Gather all lines with the word "Area" in them.

START Extracted information

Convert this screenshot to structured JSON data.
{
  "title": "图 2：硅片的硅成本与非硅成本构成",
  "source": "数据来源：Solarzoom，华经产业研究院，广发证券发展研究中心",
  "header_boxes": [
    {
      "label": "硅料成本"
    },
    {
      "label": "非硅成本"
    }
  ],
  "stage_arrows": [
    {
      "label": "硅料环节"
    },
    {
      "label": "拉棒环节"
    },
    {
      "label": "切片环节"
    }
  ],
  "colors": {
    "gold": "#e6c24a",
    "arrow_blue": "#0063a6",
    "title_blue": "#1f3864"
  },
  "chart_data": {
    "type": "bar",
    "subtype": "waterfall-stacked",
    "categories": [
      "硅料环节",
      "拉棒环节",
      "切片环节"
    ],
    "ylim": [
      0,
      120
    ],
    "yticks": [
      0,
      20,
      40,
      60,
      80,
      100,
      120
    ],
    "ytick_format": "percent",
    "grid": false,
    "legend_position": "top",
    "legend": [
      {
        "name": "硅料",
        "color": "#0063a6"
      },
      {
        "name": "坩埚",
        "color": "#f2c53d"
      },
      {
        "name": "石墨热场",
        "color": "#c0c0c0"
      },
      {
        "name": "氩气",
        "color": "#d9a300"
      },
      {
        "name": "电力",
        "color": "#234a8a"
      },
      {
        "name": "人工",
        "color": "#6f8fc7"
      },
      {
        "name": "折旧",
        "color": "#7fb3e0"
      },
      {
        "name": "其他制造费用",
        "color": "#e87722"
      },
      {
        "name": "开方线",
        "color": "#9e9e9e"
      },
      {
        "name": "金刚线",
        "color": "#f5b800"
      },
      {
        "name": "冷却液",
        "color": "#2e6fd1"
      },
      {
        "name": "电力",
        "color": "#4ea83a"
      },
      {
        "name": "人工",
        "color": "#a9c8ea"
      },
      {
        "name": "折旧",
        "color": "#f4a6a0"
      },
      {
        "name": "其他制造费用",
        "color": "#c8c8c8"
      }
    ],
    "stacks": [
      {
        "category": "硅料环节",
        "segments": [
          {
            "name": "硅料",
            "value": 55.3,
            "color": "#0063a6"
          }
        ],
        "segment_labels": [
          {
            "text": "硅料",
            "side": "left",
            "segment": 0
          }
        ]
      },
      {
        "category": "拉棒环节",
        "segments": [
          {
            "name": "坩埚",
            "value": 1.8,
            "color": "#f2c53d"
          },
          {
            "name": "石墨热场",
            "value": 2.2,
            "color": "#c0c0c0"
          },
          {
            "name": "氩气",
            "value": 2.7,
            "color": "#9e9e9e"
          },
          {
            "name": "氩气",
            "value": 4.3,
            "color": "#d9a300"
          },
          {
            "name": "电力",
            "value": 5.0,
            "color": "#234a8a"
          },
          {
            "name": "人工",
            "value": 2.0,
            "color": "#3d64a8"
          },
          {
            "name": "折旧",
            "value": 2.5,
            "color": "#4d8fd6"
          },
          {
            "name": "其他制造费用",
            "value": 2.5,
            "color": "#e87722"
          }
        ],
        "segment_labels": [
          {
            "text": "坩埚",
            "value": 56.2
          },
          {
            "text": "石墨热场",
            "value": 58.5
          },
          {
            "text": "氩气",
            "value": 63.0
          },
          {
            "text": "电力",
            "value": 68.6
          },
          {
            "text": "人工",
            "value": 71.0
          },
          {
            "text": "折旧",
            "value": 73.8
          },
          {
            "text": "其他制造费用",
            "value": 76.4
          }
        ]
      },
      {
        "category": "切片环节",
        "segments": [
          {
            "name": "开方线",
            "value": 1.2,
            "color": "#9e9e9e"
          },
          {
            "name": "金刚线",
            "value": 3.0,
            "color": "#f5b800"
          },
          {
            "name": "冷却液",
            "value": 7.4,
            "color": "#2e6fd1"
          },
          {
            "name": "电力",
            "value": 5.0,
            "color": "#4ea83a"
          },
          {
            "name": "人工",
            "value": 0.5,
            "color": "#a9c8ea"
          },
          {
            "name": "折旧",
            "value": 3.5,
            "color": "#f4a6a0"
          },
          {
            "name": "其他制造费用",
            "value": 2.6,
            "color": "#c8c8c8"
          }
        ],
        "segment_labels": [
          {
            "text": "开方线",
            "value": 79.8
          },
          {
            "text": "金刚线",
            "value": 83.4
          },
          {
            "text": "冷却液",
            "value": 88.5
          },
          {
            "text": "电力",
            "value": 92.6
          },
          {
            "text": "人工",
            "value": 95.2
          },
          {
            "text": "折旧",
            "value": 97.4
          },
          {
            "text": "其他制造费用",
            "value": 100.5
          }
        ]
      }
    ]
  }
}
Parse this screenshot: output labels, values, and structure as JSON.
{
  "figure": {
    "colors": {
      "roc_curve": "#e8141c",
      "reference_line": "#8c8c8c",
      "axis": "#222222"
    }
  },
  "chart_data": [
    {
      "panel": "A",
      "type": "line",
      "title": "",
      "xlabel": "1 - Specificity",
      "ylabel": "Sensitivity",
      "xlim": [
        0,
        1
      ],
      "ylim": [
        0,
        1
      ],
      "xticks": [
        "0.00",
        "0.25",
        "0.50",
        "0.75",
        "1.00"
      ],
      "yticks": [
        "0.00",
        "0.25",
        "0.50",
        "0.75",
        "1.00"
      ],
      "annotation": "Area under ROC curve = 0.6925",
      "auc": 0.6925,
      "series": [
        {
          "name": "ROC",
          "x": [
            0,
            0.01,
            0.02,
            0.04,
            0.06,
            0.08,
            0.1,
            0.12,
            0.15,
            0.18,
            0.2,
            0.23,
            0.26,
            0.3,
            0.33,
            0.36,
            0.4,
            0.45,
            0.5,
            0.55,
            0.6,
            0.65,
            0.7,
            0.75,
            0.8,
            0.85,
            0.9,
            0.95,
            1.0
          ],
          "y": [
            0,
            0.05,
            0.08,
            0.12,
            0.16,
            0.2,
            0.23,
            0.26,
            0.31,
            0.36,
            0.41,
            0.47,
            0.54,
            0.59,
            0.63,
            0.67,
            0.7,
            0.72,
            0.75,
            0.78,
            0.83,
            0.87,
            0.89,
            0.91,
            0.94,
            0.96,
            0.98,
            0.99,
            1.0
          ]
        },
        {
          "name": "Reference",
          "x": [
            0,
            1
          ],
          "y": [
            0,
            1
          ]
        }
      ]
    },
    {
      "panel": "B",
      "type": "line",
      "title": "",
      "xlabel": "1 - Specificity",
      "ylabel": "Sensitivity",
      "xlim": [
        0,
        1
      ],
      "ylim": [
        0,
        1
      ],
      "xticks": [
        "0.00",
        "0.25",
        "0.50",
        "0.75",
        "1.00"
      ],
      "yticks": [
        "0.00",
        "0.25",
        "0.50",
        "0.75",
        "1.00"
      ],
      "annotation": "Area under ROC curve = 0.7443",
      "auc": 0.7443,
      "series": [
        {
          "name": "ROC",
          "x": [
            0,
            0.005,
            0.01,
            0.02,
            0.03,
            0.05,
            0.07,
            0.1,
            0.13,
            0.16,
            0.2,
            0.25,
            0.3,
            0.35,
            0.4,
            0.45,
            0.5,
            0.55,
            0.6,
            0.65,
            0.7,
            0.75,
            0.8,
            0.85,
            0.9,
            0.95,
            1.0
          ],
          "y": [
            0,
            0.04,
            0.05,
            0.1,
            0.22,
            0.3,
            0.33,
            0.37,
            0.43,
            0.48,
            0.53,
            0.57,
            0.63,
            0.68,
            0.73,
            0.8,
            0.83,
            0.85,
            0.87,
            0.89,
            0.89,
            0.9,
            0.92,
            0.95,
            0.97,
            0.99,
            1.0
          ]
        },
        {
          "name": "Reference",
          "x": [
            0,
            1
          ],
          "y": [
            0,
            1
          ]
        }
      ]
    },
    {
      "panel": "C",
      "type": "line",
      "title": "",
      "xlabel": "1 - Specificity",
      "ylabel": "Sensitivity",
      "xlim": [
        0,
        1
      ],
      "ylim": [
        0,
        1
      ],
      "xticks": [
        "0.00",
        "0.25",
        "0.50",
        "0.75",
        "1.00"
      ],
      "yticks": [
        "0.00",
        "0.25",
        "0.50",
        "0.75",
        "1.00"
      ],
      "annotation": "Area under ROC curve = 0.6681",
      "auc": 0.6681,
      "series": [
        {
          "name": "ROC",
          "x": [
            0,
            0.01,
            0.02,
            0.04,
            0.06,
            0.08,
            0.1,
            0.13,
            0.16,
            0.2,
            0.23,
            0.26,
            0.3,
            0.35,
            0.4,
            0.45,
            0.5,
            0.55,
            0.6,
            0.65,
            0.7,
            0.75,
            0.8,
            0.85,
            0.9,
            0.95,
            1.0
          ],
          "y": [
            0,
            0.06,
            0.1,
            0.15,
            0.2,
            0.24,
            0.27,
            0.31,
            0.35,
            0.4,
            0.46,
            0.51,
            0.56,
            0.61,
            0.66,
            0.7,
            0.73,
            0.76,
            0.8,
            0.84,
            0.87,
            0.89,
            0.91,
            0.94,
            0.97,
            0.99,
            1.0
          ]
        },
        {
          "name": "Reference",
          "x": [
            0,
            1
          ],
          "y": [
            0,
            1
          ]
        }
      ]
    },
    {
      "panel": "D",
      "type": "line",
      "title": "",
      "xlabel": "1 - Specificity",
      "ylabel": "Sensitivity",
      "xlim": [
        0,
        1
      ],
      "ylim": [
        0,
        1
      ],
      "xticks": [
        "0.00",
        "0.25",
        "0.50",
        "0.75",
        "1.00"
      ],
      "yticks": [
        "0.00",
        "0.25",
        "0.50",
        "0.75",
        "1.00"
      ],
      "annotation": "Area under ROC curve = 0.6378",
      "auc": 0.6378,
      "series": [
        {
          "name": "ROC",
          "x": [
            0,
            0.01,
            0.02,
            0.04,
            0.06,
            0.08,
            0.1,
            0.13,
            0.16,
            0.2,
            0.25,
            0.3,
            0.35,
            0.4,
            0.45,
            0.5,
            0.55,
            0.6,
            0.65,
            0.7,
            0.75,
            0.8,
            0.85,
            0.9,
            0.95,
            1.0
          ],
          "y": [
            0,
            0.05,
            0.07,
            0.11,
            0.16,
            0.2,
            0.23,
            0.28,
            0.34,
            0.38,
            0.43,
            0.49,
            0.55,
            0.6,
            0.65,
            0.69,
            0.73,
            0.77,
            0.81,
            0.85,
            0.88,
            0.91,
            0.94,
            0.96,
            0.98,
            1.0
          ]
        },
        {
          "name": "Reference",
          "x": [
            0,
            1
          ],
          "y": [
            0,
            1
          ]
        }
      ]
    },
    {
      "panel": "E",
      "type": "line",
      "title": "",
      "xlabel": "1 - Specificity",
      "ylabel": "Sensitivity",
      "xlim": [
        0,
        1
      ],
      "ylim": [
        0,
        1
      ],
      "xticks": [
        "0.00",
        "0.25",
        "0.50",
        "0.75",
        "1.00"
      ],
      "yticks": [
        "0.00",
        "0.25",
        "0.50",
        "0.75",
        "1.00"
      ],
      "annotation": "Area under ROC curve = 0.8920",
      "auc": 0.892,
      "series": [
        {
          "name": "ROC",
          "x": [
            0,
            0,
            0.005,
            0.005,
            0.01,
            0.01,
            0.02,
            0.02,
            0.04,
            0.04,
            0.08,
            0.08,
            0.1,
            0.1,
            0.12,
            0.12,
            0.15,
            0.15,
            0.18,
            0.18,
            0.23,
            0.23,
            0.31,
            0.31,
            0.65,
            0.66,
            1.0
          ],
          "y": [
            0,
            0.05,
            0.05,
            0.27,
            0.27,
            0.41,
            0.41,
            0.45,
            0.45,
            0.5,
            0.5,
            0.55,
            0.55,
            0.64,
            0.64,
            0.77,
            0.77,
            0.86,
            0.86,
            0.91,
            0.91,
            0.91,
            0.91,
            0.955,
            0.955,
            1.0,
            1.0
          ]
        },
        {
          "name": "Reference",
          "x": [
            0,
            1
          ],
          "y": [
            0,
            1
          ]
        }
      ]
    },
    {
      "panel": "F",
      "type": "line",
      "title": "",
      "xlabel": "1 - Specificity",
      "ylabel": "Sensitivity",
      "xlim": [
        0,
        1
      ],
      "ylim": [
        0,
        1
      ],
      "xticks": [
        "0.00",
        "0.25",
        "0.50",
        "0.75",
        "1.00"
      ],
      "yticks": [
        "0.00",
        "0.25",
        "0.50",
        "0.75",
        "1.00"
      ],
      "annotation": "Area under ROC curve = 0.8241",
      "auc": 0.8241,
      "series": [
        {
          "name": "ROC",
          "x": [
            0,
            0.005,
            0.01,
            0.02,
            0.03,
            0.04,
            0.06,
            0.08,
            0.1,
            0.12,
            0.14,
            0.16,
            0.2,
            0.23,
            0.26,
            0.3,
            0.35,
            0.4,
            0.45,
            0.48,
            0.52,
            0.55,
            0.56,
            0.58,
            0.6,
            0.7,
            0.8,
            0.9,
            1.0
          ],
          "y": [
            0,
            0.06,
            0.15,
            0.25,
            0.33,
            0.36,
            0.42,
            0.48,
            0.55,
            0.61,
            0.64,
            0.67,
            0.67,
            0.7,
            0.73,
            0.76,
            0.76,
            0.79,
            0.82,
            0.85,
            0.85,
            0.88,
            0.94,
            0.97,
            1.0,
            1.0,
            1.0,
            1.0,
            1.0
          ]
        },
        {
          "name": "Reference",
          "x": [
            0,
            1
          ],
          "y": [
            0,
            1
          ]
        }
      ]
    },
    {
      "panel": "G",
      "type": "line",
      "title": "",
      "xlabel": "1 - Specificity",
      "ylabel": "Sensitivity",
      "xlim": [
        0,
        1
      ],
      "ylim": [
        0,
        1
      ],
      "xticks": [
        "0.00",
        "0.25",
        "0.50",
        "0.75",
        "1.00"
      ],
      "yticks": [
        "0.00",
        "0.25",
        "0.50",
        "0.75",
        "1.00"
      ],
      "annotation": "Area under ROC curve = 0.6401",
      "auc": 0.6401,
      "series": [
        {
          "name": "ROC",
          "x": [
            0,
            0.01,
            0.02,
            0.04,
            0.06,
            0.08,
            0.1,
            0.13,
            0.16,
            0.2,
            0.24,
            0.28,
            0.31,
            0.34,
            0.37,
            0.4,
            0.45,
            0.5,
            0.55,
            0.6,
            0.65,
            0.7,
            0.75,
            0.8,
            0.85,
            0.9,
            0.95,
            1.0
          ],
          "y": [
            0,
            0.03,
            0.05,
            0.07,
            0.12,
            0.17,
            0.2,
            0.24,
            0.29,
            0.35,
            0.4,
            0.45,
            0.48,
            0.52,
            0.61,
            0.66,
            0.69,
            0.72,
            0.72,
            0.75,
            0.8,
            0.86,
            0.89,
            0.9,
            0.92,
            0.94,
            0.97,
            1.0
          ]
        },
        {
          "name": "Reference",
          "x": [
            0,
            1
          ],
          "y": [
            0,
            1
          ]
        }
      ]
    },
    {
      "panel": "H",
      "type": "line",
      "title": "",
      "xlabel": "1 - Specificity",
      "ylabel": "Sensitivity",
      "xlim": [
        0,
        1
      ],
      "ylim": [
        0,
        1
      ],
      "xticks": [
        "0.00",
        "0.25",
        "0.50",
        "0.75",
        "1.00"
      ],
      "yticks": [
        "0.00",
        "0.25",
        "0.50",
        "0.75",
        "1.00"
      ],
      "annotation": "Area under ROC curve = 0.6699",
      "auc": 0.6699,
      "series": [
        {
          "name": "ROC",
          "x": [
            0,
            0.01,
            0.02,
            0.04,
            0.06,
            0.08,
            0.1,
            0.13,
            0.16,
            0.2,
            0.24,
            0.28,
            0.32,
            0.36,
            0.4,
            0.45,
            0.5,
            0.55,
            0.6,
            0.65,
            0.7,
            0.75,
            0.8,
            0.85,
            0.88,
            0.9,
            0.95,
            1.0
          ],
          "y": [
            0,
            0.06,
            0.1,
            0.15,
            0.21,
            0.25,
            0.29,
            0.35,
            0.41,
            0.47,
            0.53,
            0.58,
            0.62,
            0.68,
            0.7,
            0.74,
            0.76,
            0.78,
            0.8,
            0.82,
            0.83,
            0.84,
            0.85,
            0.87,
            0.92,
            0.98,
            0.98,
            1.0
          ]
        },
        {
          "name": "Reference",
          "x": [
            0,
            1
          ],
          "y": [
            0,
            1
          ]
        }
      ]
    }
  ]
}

END Extracted information

Response below
      "annotation": "Area under ROC curve = 0.6925",
      "annotation": "Area under ROC curve = 0.7443",
      "annotation": "Area under ROC curve = 0.6681",
      "annotation": "Area under ROC curve = 0.6378",
      "annotation": "Area under ROC curve = 0.8920",
      "annotation": "Area under ROC curve = 0.8241",
      "annotation": "Area under ROC curve = 0.6401",
      "annotation": "Area under ROC curve = 0.6699",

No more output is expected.